Reproduce the lines of the listing below from its first line through the line that contains "400, 1245, 419]", with both of those lines included.

::: Records to use :::

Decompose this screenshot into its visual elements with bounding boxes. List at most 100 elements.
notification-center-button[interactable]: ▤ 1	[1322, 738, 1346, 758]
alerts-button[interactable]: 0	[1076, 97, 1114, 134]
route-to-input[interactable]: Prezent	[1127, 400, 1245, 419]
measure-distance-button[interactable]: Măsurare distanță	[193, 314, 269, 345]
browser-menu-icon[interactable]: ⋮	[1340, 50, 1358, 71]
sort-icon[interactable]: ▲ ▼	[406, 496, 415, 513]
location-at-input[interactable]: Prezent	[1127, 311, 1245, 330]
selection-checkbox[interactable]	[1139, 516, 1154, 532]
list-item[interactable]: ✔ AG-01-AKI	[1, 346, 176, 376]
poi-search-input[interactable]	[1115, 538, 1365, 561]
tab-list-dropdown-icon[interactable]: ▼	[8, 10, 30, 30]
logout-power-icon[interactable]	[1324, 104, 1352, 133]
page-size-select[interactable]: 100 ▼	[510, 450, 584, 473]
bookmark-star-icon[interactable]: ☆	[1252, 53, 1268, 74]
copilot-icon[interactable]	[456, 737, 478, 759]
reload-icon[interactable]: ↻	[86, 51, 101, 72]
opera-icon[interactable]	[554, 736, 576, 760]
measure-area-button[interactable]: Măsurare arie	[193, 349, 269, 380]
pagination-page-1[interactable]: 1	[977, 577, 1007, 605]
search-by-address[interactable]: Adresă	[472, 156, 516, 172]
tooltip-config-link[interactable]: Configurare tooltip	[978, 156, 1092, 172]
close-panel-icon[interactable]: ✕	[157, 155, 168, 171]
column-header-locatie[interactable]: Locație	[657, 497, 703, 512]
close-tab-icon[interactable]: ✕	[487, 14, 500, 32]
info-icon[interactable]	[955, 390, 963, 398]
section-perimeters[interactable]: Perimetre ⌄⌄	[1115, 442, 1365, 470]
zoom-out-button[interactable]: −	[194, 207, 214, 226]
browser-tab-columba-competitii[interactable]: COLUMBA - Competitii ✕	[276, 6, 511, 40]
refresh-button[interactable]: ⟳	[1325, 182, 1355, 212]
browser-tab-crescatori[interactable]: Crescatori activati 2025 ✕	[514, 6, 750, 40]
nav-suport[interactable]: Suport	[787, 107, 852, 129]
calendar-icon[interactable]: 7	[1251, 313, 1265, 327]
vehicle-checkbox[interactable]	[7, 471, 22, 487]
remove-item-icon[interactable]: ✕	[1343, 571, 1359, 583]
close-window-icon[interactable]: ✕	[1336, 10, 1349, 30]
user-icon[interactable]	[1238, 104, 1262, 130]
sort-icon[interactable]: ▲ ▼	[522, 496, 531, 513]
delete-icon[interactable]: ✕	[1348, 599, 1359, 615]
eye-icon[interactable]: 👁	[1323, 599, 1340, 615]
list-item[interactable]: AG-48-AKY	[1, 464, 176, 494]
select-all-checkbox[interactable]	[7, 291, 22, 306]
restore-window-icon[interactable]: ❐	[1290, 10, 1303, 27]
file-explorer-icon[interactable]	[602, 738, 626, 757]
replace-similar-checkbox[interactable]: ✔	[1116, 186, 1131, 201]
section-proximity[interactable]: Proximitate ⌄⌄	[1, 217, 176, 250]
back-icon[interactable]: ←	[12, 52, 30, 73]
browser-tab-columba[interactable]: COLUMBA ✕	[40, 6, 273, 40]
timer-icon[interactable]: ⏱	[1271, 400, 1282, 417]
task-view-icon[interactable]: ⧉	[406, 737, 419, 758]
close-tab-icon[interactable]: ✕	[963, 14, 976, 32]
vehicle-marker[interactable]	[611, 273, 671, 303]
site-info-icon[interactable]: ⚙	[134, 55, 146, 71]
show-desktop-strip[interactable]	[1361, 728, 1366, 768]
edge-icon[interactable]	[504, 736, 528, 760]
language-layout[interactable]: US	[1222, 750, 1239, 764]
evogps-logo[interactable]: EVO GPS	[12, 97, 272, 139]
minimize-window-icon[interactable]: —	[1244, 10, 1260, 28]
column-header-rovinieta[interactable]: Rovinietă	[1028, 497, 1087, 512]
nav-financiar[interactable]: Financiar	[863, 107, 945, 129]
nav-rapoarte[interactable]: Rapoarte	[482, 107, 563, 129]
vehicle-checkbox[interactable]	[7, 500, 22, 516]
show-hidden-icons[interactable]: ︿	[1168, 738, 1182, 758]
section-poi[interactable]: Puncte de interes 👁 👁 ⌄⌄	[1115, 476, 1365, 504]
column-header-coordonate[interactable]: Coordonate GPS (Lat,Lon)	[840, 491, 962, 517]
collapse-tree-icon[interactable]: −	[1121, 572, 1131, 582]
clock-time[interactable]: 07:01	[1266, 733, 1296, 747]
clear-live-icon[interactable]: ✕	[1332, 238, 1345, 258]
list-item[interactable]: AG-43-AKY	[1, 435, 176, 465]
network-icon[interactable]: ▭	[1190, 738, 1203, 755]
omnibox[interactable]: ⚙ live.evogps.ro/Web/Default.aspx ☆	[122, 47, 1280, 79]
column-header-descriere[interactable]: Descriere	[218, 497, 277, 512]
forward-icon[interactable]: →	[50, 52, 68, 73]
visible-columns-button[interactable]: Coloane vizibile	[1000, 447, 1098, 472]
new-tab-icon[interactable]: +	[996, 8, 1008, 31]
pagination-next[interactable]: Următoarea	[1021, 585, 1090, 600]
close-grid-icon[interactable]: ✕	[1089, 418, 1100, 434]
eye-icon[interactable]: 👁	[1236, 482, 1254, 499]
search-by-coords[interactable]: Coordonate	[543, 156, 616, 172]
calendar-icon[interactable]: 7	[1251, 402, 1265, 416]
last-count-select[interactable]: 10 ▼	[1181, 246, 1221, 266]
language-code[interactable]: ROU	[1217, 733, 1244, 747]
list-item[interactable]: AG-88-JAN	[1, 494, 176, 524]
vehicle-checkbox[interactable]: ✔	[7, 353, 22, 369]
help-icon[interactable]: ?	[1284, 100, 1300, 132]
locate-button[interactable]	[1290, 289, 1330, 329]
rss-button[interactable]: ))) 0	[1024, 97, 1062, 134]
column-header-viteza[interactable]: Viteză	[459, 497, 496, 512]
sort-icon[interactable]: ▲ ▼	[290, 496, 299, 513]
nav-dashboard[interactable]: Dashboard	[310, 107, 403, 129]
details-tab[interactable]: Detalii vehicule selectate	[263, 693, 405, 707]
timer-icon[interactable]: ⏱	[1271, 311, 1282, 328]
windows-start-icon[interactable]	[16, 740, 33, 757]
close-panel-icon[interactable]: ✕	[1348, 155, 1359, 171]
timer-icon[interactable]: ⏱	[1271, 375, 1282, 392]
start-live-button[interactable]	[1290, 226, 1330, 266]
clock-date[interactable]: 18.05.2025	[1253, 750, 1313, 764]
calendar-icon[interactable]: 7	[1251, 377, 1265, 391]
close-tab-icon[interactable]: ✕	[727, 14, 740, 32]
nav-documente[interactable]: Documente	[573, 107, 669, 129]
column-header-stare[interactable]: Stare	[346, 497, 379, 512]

:::

**Correct response**
Decompose this screenshot into its visual elements with bounding boxes. List at most 100 elements.
notification-center-button[interactable]: ▤ 1	[1322, 738, 1346, 758]
alerts-button[interactable]: 0	[1076, 97, 1114, 134]
route-to-input[interactable]: Prezent	[1127, 400, 1245, 419]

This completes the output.